* **Short exercise**
Report all lines holding "screenshot".

Stored data
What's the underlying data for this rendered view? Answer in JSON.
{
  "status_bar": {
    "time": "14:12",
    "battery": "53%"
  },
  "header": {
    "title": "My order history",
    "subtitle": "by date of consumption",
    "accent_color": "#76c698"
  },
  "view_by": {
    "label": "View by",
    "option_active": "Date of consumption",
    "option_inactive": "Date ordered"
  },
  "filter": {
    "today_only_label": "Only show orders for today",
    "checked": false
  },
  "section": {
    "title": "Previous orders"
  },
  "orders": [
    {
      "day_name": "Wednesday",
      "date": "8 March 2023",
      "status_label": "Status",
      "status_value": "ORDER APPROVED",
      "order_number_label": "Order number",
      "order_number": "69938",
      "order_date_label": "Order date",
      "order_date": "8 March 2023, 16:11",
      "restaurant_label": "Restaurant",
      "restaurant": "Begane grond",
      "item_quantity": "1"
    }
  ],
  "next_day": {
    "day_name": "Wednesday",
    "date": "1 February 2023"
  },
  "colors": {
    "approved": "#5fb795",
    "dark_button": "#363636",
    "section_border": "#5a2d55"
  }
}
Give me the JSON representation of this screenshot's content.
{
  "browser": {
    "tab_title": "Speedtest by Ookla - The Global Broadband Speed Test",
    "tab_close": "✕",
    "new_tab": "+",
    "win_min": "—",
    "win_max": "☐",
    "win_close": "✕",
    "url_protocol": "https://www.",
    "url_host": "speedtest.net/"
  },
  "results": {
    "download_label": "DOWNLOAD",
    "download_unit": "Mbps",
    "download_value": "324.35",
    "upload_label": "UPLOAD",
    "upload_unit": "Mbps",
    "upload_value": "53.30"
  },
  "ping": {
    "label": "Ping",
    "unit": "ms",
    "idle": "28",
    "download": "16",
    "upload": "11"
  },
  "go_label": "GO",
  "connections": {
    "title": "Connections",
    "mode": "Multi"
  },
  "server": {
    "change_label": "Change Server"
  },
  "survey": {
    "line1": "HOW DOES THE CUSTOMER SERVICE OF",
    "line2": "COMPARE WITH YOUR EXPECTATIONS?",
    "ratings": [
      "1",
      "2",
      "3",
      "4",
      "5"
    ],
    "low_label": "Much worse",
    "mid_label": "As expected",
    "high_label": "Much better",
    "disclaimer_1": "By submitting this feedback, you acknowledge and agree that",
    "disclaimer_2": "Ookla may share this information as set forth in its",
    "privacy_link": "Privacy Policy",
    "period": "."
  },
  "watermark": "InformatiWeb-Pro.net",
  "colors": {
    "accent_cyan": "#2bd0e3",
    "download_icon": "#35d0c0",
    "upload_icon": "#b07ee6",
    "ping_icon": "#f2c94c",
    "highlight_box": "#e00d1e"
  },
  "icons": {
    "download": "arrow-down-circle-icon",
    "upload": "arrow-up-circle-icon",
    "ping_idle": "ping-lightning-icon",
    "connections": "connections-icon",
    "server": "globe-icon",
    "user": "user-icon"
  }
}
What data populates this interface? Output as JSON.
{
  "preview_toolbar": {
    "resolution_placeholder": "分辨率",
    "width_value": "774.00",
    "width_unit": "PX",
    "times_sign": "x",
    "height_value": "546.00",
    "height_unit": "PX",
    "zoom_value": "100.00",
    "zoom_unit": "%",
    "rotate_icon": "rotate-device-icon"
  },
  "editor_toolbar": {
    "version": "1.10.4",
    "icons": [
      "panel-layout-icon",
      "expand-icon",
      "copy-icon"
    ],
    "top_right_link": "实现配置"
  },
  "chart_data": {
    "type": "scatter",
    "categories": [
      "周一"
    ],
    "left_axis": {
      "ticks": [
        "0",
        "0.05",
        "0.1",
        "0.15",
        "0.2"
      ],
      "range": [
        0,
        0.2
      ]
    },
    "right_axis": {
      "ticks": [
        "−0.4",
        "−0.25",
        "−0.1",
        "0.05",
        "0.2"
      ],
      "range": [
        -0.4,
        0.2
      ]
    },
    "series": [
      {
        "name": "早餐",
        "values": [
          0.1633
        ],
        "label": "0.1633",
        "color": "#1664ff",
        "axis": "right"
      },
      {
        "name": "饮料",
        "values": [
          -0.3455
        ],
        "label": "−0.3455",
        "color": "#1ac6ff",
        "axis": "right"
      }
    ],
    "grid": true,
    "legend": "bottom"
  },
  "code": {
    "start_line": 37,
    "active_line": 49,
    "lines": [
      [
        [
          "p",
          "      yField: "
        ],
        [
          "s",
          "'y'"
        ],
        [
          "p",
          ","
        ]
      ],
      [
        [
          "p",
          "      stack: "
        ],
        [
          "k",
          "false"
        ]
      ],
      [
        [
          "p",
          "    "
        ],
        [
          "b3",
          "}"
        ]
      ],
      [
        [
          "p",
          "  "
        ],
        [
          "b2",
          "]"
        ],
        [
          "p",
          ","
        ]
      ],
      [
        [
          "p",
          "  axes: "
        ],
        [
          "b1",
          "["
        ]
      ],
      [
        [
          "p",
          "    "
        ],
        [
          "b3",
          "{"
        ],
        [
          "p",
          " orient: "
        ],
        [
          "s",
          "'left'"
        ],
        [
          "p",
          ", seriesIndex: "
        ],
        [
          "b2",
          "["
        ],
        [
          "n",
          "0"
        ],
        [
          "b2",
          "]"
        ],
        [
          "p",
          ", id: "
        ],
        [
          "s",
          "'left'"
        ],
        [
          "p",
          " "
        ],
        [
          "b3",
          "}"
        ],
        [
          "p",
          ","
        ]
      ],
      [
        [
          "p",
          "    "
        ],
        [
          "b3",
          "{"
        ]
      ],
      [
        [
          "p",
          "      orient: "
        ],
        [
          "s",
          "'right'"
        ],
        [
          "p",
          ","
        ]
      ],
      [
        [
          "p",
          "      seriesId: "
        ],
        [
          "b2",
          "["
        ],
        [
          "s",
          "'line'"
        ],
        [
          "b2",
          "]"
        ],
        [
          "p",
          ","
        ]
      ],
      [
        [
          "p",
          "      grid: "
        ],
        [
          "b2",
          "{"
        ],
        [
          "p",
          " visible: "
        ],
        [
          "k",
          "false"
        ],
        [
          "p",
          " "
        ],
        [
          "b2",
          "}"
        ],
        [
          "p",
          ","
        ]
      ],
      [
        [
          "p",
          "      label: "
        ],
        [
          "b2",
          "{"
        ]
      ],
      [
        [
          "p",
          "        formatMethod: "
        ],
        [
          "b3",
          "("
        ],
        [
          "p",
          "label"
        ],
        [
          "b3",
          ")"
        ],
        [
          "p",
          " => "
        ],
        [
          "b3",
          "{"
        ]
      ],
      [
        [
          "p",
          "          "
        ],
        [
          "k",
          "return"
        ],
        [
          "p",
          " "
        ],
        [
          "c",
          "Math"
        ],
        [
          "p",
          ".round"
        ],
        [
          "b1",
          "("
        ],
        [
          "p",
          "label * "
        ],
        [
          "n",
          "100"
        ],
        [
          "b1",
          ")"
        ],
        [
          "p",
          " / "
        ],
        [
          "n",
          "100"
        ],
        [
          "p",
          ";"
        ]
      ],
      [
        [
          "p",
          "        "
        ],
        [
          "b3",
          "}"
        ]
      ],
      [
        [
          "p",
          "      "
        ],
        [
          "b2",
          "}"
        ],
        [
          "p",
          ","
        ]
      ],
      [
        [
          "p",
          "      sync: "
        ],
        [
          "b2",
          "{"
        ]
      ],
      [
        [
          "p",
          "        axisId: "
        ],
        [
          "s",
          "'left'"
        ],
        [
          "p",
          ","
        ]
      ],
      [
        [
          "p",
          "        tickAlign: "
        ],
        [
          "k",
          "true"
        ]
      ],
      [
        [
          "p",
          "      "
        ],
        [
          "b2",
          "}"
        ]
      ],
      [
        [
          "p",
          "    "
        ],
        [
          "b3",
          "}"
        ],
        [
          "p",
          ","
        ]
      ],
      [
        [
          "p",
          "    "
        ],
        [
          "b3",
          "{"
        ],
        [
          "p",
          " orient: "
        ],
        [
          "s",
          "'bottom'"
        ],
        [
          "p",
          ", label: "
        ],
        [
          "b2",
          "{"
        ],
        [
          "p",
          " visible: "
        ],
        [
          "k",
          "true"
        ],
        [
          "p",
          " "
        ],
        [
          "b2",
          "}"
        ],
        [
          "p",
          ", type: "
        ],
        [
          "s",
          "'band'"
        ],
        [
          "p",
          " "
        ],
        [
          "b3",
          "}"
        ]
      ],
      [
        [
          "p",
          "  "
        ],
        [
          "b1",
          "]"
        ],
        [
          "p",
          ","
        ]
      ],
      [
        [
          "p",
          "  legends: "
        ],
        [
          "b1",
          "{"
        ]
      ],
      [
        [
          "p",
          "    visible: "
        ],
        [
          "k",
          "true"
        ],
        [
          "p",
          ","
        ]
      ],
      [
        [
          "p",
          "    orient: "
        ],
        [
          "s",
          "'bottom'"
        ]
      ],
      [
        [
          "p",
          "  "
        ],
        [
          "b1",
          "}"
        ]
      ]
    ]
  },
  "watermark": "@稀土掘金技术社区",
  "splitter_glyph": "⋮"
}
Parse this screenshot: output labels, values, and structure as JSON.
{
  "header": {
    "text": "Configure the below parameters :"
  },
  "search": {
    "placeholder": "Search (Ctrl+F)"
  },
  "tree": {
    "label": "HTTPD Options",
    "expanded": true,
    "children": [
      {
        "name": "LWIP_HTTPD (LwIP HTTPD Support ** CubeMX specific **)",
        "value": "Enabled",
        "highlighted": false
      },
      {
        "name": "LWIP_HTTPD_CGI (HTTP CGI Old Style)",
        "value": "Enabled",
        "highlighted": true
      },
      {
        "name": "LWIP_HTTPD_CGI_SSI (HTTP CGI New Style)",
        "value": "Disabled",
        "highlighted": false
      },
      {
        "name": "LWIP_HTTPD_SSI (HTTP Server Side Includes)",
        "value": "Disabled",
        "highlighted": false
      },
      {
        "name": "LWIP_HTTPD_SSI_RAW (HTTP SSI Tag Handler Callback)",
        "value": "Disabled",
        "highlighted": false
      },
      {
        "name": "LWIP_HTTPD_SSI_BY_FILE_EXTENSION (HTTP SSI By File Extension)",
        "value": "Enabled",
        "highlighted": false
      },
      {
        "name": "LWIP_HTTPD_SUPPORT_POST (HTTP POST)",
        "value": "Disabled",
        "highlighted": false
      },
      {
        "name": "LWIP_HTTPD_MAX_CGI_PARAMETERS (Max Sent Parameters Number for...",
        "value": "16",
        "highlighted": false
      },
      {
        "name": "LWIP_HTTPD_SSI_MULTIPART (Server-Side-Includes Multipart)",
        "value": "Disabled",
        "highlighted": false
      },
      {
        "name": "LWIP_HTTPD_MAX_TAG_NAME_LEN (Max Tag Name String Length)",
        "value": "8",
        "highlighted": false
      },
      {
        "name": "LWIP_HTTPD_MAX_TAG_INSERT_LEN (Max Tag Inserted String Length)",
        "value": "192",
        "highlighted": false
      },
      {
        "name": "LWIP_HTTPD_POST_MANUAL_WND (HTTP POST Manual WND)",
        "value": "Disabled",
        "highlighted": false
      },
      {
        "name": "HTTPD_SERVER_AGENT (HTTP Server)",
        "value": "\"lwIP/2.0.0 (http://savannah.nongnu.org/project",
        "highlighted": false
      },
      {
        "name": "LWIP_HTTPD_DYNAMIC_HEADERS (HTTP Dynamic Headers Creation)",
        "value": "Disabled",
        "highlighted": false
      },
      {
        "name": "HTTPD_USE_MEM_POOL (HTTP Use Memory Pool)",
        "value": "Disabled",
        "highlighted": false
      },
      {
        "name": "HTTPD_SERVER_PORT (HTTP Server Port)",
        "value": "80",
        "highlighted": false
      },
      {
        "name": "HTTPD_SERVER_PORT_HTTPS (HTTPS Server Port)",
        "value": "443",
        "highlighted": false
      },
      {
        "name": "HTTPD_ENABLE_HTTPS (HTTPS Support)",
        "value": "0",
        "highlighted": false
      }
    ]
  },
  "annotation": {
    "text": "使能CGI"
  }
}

* **Response for this exercise**
Give me the JSON representation of this screenshot's content.
Parse this screenshot: output labels, values, and structure as JSON.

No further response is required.